**Problems to work on**.
1. In the review abstract, give the passage starting with "Rationale: Current treatments" and going on through "and other disorders." with "cognitive deficits" changed to "cognitive impairments".
2. According to the abstract on serotonin receptor drugs, which symptoms of schizophrenia do current treatments adequately treat?
3. Continue the abstract on serotonin receptor drugs for cognition in schizophrenia after its last sentence.

----- Text section -----

Rationale: Current treatments for schizophrenia adequately treat the positive symptoms of schizophrenia but only modestly improve cognitive deficits. This review provides evidence for and against the use of selective 5-HT receptor drugs as cognition enhancing agents for schizophrenia and other disorders.
Methods: Pre-clinical and clinical literature concerned with the role of the serotonergic system in cognition and memory as it relates to schizophrenia is reviewed. Individual 5-HT receptor subtypes for which selective drugs are available that are likely to improve cognition are reviewed. Recommendations for clinical testing are proposed.

----- Source data -----

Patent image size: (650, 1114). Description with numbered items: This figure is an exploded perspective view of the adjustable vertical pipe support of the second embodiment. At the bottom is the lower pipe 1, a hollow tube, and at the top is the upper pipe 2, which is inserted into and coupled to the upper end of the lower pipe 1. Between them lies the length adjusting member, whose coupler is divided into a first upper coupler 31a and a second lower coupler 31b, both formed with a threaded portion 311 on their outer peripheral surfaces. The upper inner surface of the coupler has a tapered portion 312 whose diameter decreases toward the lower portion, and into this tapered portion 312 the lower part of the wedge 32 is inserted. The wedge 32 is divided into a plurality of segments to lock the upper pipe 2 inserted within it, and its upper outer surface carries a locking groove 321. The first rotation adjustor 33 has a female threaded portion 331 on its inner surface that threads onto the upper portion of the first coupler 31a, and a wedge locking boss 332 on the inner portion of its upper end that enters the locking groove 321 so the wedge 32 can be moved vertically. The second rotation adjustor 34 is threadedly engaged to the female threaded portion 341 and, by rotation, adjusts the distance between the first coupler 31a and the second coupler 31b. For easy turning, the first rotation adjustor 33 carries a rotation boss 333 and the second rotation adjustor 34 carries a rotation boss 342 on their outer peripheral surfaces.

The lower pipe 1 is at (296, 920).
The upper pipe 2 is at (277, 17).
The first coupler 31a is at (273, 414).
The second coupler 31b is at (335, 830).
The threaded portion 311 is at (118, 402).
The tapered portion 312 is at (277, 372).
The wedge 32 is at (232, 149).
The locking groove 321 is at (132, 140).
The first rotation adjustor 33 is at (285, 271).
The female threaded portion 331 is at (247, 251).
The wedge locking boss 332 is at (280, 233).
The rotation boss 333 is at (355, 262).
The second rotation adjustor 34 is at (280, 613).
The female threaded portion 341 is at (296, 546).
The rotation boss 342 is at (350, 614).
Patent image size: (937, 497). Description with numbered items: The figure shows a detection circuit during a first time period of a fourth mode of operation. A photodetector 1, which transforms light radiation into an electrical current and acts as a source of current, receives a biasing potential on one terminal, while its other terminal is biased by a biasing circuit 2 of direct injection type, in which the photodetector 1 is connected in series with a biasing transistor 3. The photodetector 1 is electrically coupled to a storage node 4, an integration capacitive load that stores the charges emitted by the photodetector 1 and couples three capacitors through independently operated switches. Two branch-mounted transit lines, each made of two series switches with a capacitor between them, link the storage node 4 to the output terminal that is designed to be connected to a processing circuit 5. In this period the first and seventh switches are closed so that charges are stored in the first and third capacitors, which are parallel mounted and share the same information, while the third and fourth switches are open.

-----

**Answers to the tasks**.
1.
Rationale: Current treatments for schizophrenia adequately treat the positive symptoms of schizophrenia but only modestly improve cognitive impairments. This review provides evidence for and against the use of selective 5-HT receptor drugs as cognition enhancing agents for schizophrenia and other disorders.

2. The positive symptoms.

3.
Results and conclusions: Four 5-HT receptor systems (5-HT(1A), 5-HT(2A), 5-HT(4), 5-HT(6)) are highlighted as suitable targets for enhancing cognition and memory. Because many clinically available antipsychotic drugs already target 5-HT(1A), 5-HT(2A) and 5-HT(6) receptors, design of clinical trials will need to take into account the serotonergic pharmacology of concurrently administered antipsychotic medications. 5-HT(1A) partial agonists and 5-HT(2A) antagonists have shown modest effectiveness in improving cognition in schizophrenia. 5-HT(6)-selective compounds for cognition enhancement are in late-stage clinical trials, while 5-HT(4) compounds have not yet been tested in humans for cognition enhancement.
Recommendations: For stand-alone therapy for enhancing cognition, 5-HT(1A) partial agonists, 5-HT(2A) antagonists, 5-HT(4) partial agonists and 5-HT(6) antagonists are all likely to induce at least modest improvement in cognition in schizophrenia. If "add-on therapy" is contemplated, antipsychotic drugs with weak affinities for serotonin receptors should be used to avoid confounds. It is likely that serotonergic drugs will soon be available as cognition enhancing medications for disorders other than schizophrenia (e.g. dementia).